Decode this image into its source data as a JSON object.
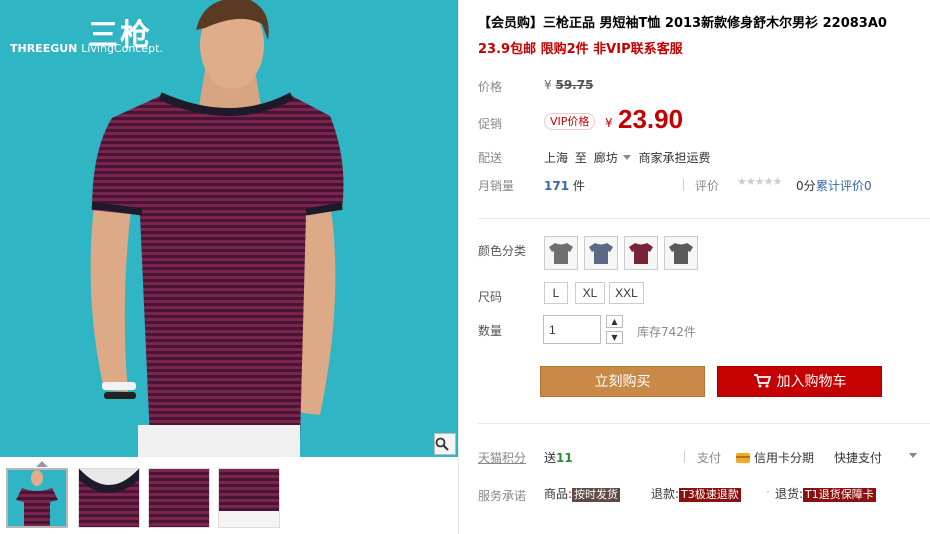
{
  "brand": {
    "cn": "三枪",
    "en_bold": "THREEGUN",
    "en_light": "LivingConcept."
  },
  "gallery": {
    "zoom_icon": "magnifier-icon",
    "thumbnail_count": 4
  },
  "product": {
    "title": "【会员购】三枪正品 男短袖T恤 2013新款修身舒木尔男衫 22083A0",
    "subtitle": "23.9包邮 限购2件 非VIP联系客服"
  },
  "price": {
    "label": "价格",
    "currency": "¥",
    "original": "59.75"
  },
  "promo": {
    "label": "促销",
    "vip_tag": "VIP价格",
    "currency": "¥",
    "price": "23.90"
  },
  "shipping": {
    "label": "配送",
    "from": "上海",
    "to_word": "至",
    "to": "廊坊",
    "fee_note": "商家承担运费"
  },
  "sales": {
    "label": "月销量",
    "count": "171",
    "unit": "件",
    "rating_label": "评价",
    "score": "0分",
    "review_label": "累计评价",
    "review_count": "0"
  },
  "options": {
    "color_label": "颜色分类",
    "colors": [
      "#6f6f6f",
      "#5a6a86",
      "#7a2438",
      "#5a5a5a"
    ],
    "size_label": "尺码",
    "sizes": [
      "L",
      "XL",
      "XXL"
    ],
    "qty_label": "数量",
    "qty_value": "1",
    "stock": "库存742件"
  },
  "actions": {
    "buy_now": "立刻购买",
    "add_cart": "加入购物车"
  },
  "points": {
    "label": "天猫积分",
    "send": "送",
    "amount": "11",
    "pay_label": "支付",
    "credit": "信用卡分期",
    "quick_pay": "快捷支付"
  },
  "service": {
    "label": "服务承诺",
    "goods_label": "商品:",
    "goods_tag": "按时发货",
    "refund_label": "退款:",
    "refund_tag": "T3极速退款",
    "return_label": "退货:",
    "return_tag": "T1退货保障卡"
  },
  "colors": {
    "accent_red": "#c40000",
    "buy_button": "#c98a47",
    "bg_cyan": "#2fb5c4",
    "shirt": "#5a1a3c"
  }
}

^^^^^^^^

## [To be done]
Repeat each entry exactly as given; no pictures belong in the copy.

## [Final answer]
Decode this image into its source data as a JSON object.
{
  "brand": {
    "cn": "三枪",
    "en_bold": "THREEGUN",
    "en_light": "LivingConcept."
  },
  "gallery": {
    "zoom_icon": "magnifier-icon",
    "thumbnail_count": 4
  },
  "product": {
    "title": "【会员购】三枪正品 男短袖T恤 2013新款修身舒木尔男衫 22083A0",
    "subtitle": "23.9包邮 限购2件 非VIP联系客服"
  },
  "price": {
    "label": "价格",
    "currency": "¥",
    "original": "59.75"
  },
  "promo": {
    "label": "促销",
    "vip_tag": "VIP价格",
    "currency": "¥",
    "price": "23.90"
  },
  "shipping": {
    "label": "配送",
    "from": "上海",
    "to_word": "至",
    "to": "廊坊",
    "fee_note": "商家承担运费"
  },
  "sales": {
    "label": "月销量",
    "count": "171",
    "unit": "件",
    "rating_label": "评价",
    "score": "0分",
    "review_label": "累计评价",
    "review_count": "0"
  },
  "options": {
    "color_label": "颜色分类",
    "colors": [
      "#6f6f6f",
      "#5a6a86",
      "#7a2438",
      "#5a5a5a"
    ],
    "size_label": "尺码",
    "sizes": [
      "L",
      "XL",
      "XXL"
    ],
    "qty_label": "数量",
    "qty_value": "1",
    "stock": "库存742件"
  },
  "actions": {
    "buy_now": "立刻购买",
    "add_cart": "加入购物车"
  },
  "points": {
    "label": "天猫积分",
    "send": "送",
    "amount": "11",
    "pay_label": "支付",
    "credit": "信用卡分期",
    "quick_pay": "快捷支付"
  },
  "service": {
    "label": "服务承诺",
    "goods_label": "商品:",
    "goods_tag": "按时发货",
    "refund_label": "退款:",
    "refund_tag": "T3极速退款",
    "return_label": "退货:",
    "return_tag": "T1退货保障卡"
  },
  "colors": {
    "accent_red": "#c40000",
    "buy_button": "#c98a47",
    "bg_cyan": "#2fb5c4",
    "shirt": "#5a1a3c"
  }
}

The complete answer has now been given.